(Dataset excerpt)

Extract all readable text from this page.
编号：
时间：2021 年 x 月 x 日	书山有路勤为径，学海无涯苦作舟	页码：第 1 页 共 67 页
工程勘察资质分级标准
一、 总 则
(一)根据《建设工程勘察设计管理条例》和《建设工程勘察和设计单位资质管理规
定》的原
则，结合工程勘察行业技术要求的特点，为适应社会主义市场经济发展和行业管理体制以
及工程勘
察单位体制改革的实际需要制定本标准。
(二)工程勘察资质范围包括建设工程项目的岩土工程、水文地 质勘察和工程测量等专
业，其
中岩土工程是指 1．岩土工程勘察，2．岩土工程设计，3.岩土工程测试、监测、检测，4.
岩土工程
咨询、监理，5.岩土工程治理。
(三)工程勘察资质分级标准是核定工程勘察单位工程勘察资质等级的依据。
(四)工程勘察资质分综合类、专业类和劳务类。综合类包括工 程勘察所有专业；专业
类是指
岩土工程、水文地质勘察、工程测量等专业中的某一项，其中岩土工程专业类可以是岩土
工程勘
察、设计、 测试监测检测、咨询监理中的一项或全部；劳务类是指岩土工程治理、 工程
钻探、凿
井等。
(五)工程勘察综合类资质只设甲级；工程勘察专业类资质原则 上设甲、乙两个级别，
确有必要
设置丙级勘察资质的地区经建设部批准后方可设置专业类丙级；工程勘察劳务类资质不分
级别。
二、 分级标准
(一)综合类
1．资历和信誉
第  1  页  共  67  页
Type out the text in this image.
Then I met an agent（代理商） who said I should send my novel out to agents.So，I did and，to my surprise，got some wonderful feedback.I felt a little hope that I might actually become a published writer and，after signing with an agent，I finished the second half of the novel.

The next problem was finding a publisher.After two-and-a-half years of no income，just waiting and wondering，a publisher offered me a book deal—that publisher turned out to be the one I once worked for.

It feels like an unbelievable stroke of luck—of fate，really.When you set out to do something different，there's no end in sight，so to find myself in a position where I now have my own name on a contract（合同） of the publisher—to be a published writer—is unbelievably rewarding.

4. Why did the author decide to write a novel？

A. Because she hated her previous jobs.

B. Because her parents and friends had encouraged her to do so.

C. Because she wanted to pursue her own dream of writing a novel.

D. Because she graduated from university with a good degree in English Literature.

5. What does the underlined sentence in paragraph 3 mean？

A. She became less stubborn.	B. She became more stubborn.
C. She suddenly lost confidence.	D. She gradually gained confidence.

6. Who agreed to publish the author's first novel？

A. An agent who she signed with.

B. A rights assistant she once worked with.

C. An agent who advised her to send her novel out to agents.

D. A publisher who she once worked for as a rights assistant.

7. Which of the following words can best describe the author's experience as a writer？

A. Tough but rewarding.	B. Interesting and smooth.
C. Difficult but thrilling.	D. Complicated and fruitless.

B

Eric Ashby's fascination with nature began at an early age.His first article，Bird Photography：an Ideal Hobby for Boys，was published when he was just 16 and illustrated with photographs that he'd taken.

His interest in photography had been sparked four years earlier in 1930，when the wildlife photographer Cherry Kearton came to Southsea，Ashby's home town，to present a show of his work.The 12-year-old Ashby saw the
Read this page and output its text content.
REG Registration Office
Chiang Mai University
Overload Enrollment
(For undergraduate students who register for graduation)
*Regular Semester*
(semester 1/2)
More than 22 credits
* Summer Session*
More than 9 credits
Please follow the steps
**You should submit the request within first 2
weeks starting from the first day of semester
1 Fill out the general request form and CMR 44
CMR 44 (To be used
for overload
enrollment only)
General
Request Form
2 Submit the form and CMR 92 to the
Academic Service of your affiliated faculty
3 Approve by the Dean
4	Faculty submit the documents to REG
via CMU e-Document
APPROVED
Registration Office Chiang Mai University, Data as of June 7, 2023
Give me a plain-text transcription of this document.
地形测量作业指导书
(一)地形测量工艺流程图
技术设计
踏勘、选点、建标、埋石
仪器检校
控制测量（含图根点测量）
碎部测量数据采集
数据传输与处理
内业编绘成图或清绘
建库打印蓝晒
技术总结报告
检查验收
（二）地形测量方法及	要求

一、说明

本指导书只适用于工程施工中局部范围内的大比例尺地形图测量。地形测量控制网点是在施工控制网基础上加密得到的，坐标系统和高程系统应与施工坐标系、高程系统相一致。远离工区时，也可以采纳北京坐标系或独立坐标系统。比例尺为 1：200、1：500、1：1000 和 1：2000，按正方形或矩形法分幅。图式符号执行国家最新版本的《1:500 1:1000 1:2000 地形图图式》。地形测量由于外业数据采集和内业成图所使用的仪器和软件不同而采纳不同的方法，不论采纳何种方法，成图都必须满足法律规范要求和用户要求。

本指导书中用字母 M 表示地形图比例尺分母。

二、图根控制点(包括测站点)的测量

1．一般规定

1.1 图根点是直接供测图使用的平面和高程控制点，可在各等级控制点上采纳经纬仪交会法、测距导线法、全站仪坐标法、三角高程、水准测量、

■ **REQUIREMENTS**
All lines from the one that contains "Read this page and output its text content." through the end of the material are to be quoted exactly, with both ends included.

■ **SOLUTION TO THIS EXERCISE**
Read this page and output its text content.
REG Registration Office
Chiang Mai University
Overload Enrollment
(For undergraduate students who register for graduation)
*Regular Semester*
(semester 1/2)
More than 22 credits
* Summer Session*
More than 9 credits
Please follow the steps
**You should submit the request within first 2
weeks starting from the first day of semester
1 Fill out the general request form and CMR 44
CMR 44 (To be used
for overload
enrollment only)
General
Request Form
2 Submit the form and CMR 92 to the
Academic Service of your affiliated faculty
3 Approve by the Dean
4	Faculty submit the documents to REG
via CMU e-Document
APPROVED
Registration Office Chiang Mai University, Data as of June 7, 2023
Give me a plain-text transcription of this document.
地形测量作业指导书
(一)地形测量工艺流程图
技术设计
踏勘、选点、建标、埋石
仪器检校
控制测量（含图根点测量）
碎部测量数据采集
数据传输与处理
内业编绘成图或清绘
建库打印蓝晒
技术总结报告
检查验收
（二）地形测量方法及	要求

一、说明

本指导书只适用于工程施工中局部范围内的大比例尺地形图测量。地形测量控制网点是在施工控制网基础上加密得到的，坐标系统和高程系统应与施工坐标系、高程系统相一致。远离工区时，也可以采纳北京坐标系或独立坐标系统。比例尺为 1：200、1：500、1：1000 和 1：2000，按正方形或矩形法分幅。图式符号执行国家最新版本的《1:500 1:1000 1:2000 地形图图式》。地形测量由于外业数据采集和内业成图所使用的仪器和软件不同而采纳不同的方法，不论采纳何种方法，成图都必须满足法律规范要求和用户要求。

本指导书中用字母 M 表示地形图比例尺分母。

二、图根控制点(包括测站点)的测量

1．一般规定

1.1 图根点是直接供测图使用的平面和高程控制点，可在各等级控制点上采纳经纬仪交会法、测距导线法、全站仪坐标法、三角高程、水准测量、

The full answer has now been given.